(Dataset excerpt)
━━━━━━━━
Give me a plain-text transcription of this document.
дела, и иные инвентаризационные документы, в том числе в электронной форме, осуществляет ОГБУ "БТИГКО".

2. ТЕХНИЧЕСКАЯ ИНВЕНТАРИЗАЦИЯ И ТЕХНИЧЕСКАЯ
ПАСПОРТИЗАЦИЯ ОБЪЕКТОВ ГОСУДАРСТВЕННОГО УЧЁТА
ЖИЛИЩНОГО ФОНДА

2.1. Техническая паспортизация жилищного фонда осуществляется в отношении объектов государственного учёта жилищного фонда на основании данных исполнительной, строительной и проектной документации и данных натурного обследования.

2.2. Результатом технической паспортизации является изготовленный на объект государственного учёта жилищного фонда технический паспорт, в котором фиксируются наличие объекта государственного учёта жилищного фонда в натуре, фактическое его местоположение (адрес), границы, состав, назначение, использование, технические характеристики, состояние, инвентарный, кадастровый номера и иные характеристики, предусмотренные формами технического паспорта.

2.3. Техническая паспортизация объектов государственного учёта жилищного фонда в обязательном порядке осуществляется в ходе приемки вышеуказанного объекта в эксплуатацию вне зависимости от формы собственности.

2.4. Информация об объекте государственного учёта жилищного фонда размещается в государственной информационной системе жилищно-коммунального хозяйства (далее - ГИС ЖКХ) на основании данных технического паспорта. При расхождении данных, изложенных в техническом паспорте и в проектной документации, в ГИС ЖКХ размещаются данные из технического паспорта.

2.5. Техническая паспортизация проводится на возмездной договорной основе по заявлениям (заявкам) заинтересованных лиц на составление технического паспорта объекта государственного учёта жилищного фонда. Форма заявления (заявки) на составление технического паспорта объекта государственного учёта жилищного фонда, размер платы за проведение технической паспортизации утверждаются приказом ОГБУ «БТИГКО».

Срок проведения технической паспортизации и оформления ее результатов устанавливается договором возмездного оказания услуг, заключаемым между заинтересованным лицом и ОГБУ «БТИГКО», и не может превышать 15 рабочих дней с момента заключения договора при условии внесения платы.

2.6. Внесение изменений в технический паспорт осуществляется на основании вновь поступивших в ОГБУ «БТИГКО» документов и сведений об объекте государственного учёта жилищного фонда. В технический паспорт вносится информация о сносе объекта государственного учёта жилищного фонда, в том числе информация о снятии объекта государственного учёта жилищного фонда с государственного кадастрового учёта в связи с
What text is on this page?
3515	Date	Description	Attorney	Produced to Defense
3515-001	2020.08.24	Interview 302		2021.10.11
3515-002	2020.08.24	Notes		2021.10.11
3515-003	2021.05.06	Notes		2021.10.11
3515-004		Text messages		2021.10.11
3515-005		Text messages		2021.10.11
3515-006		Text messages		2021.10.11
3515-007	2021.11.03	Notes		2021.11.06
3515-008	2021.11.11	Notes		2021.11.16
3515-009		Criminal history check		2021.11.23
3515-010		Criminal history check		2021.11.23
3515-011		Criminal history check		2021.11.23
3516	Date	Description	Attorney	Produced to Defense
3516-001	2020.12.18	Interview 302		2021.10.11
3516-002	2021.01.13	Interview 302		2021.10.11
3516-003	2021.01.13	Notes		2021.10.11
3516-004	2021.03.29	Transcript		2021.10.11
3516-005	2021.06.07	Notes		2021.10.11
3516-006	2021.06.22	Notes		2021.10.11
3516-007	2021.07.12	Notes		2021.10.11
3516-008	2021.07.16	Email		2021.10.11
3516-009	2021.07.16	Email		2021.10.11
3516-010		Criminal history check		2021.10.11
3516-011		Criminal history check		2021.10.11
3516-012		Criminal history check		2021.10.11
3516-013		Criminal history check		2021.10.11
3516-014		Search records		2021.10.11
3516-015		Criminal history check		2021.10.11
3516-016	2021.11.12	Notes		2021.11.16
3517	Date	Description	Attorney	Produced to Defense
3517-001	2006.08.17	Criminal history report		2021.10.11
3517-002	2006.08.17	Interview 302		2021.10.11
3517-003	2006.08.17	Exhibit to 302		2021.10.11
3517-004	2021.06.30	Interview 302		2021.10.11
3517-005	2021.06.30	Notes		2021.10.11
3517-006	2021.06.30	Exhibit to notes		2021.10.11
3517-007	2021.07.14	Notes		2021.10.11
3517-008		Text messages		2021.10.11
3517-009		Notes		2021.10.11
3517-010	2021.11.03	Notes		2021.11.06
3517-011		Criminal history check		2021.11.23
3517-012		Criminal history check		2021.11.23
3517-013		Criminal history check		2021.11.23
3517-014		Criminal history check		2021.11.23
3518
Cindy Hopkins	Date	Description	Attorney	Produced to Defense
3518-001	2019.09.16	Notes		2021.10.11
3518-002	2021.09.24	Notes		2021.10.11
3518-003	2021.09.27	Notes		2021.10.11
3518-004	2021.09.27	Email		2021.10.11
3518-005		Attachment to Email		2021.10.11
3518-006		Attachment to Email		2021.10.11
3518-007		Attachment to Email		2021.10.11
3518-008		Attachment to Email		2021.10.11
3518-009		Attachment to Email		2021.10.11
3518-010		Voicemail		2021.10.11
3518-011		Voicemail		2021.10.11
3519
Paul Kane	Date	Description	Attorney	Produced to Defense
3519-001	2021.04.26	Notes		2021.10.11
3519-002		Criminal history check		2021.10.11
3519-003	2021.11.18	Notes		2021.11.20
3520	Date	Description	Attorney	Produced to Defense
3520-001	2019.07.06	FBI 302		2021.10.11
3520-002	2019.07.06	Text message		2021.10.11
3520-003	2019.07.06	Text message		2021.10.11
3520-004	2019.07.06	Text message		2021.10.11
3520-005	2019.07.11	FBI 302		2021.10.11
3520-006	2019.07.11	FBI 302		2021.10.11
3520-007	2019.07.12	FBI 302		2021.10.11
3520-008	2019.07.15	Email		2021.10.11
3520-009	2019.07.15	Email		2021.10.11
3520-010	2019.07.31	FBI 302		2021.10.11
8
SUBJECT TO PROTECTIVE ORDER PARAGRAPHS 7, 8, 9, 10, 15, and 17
━━━━━━━━
◆ **DIRECTIONS FOR THIS TASK**:
Gather and return every line that holds the string "числе".

◆ **RESULT OF THIS EXERCISE**:
дела, и иные инвентаризационные документы, в том числе в электронной форме, осуществляет ОГБУ "БТИГКО".
2.6. Внесение изменений в технический паспорт осуществляется на основании вновь поступивших в ОГБУ «БТИГКО» документов и сведений об объекте государственного учёта жилищного фонда. В технический паспорт вносится информация о сносе объекта государственного учёта жилищного фонда, в том числе информация о снятии объекта государственного учёта жилищного фонда с государственного кадастрового учёта в связи с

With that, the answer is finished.